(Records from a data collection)
··········

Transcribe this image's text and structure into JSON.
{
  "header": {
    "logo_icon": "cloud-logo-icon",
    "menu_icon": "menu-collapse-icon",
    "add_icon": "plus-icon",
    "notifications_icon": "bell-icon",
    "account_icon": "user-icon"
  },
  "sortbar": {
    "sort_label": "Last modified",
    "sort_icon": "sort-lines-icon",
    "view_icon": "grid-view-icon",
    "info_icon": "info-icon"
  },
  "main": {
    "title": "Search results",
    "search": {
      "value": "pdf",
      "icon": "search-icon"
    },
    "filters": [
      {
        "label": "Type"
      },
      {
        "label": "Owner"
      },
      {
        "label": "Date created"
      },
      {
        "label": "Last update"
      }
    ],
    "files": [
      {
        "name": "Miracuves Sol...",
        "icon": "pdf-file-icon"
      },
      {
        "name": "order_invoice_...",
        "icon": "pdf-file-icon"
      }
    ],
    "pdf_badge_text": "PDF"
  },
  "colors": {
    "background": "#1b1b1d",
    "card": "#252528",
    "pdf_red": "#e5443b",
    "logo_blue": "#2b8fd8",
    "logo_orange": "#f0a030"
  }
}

··········

_Required work_:
Extract each line holding the word "icon" from the records.

_The output_:
    "logo_icon": "cloud-logo-icon",
    "menu_icon": "menu-collapse-icon",
    "add_icon": "plus-icon",
    "notifications_icon": "bell-icon",
    "account_icon": "user-icon"
    "sort_icon": "sort-lines-icon",
    "view_icon": "grid-view-icon",
    "info_icon": "info-icon"
      "icon": "search-icon"
        "icon": "pdf-file-icon"
        "icon": "pdf-file-icon"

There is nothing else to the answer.